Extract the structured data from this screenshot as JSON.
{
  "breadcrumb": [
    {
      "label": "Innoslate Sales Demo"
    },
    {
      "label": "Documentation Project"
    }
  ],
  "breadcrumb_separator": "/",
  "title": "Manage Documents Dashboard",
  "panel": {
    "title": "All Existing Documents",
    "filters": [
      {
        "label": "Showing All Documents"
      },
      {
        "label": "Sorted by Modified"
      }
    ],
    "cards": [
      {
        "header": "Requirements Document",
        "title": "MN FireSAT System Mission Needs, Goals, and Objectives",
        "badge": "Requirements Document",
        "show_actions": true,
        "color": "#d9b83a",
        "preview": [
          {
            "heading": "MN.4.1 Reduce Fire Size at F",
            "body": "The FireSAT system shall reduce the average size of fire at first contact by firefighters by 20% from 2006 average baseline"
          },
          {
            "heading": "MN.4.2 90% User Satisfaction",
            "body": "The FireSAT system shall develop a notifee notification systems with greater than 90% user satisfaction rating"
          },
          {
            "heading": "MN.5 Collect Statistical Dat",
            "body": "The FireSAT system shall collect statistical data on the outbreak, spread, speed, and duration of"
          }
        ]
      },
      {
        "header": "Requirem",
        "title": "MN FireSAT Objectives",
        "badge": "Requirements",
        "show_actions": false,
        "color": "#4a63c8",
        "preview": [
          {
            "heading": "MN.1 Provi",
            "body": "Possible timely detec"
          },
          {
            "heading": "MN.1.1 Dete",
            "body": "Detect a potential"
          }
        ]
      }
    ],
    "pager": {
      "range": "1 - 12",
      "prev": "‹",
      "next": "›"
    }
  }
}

-=-=-

- _Exercise instructions_
Retype the records above exactly.

- _Correct result_
Extract the structured data from this screenshot as JSON.
{
  "breadcrumb": [
    {
      "label": "Innoslate Sales Demo"
    },
    {
      "label": "Documentation Project"
    }
  ],
  "breadcrumb_separator": "/",
  "title": "Manage Documents Dashboard",
  "panel": {
    "title": "All Existing Documents",
    "filters": [
      {
        "label": "Showing All Documents"
      },
      {
        "label": "Sorted by Modified"
      }
    ],
    "cards": [
      {
        "header": "Requirements Document",
        "title": "MN FireSAT System Mission Needs, Goals, and Objectives",
        "badge": "Requirements Document",
        "show_actions": true,
        "color": "#d9b83a",
        "preview": [
          {
            "heading": "MN.4.1 Reduce Fire Size at F",
            "body": "The FireSAT system shall reduce the average size of fire at first contact by firefighters by 20% from 2006 average baseline"
          },
          {
            "heading": "MN.4.2 90% User Satisfaction",
            "body": "The FireSAT system shall develop a notifee notification systems with greater than 90% user satisfaction rating"
          },
          {
            "heading": "MN.5 Collect Statistical Dat",
            "body": "The FireSAT system shall collect statistical data on the outbreak, spread, speed, and duration of"
          }
        ]
      },
      {
        "header": "Requirem",
        "title": "MN FireSAT Objectives",
        "badge": "Requirements",
        "show_actions": false,
        "color": "#4a63c8",
        "preview": [
          {
            "heading": "MN.1 Provi",
            "body": "Possible timely detec"
          },
          {
            "heading": "MN.1.1 Dete",
            "body": "Detect a potential"
          }
        ]
      }
    ],
    "pager": {
      "range": "1 - 12",
      "prev": "‹",
      "next": "›"
    }
  }
}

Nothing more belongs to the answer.